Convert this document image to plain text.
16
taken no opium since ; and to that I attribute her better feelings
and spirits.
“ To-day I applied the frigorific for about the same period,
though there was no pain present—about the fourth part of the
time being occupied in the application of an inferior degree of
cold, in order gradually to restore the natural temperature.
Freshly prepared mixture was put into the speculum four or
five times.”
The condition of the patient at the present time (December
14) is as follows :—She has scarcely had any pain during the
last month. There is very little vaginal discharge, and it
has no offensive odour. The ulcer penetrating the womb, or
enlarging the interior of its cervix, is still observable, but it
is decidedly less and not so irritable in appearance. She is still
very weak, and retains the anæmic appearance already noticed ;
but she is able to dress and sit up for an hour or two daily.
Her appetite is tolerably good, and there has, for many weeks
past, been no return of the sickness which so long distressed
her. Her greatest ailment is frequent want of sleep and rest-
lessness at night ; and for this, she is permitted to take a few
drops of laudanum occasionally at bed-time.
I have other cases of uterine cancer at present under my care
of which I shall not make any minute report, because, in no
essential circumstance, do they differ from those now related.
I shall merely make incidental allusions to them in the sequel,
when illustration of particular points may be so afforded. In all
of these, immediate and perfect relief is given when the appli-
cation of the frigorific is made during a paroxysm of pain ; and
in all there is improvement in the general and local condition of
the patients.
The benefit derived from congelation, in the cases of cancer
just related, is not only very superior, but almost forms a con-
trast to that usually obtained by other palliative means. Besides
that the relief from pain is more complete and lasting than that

══════

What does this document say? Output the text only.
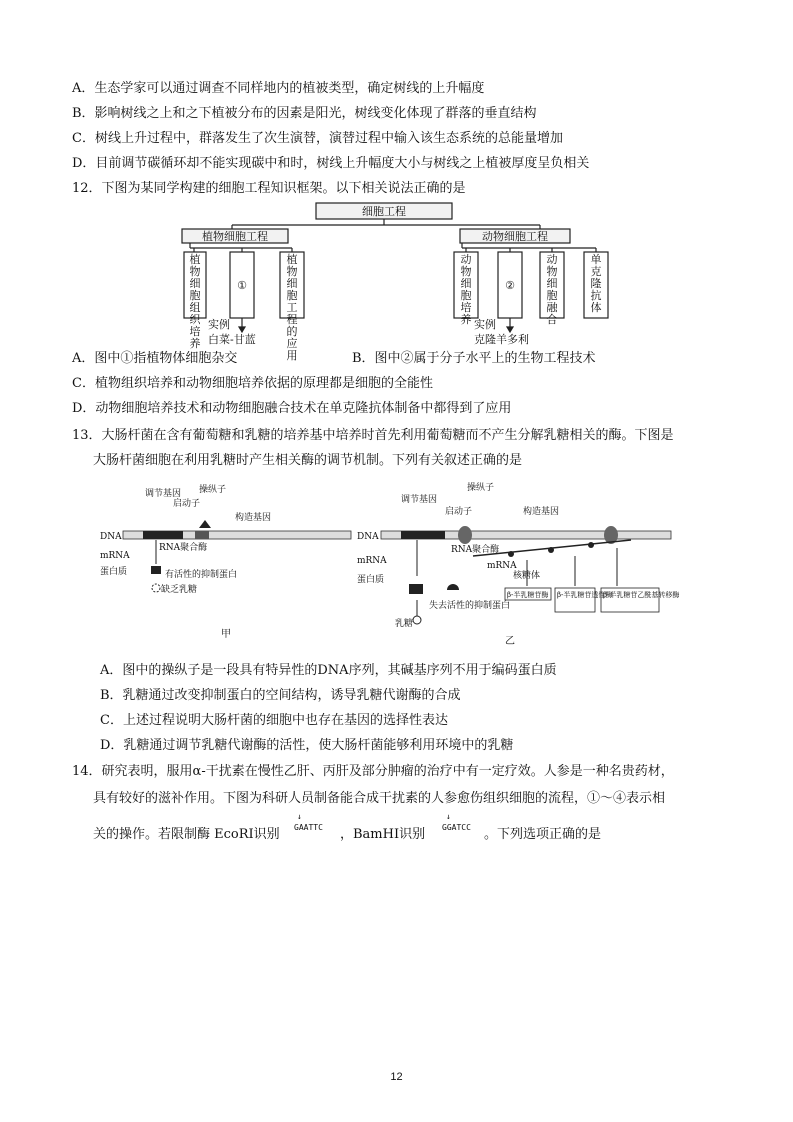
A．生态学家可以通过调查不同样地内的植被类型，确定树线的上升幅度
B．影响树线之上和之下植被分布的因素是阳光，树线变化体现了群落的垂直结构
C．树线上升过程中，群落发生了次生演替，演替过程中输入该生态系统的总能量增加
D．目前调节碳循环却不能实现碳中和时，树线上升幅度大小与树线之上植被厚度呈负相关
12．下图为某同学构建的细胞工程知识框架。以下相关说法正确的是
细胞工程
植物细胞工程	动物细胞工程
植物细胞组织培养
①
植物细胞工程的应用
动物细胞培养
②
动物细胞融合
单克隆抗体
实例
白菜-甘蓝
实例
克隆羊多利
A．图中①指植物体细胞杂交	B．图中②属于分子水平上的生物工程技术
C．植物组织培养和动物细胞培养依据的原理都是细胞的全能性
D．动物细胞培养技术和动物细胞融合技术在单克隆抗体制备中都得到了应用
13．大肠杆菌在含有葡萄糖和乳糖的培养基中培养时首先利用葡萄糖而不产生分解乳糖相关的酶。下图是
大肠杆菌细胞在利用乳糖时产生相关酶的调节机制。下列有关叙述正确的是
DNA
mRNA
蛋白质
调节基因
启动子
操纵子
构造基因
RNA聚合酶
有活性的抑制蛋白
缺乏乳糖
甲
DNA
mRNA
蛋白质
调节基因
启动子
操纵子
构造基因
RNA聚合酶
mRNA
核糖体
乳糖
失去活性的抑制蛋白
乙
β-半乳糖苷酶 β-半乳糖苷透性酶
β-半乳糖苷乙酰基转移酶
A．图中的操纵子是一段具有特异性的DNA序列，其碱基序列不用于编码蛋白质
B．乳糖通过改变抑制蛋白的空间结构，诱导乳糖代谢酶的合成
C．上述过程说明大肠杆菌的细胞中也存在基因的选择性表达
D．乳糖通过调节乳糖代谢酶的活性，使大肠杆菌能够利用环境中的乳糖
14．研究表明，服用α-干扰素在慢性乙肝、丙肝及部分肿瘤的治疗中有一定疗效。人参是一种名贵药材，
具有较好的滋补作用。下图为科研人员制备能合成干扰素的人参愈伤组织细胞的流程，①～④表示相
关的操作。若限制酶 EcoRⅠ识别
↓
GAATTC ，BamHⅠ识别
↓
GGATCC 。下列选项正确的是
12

══════

■ **Description of the task**: Please report every line of the records above that contains the word "shall".

■ **Task response**:
of which I shall not make any minute report, because, in no
I shall merely make incidental allusions to them in the sequel,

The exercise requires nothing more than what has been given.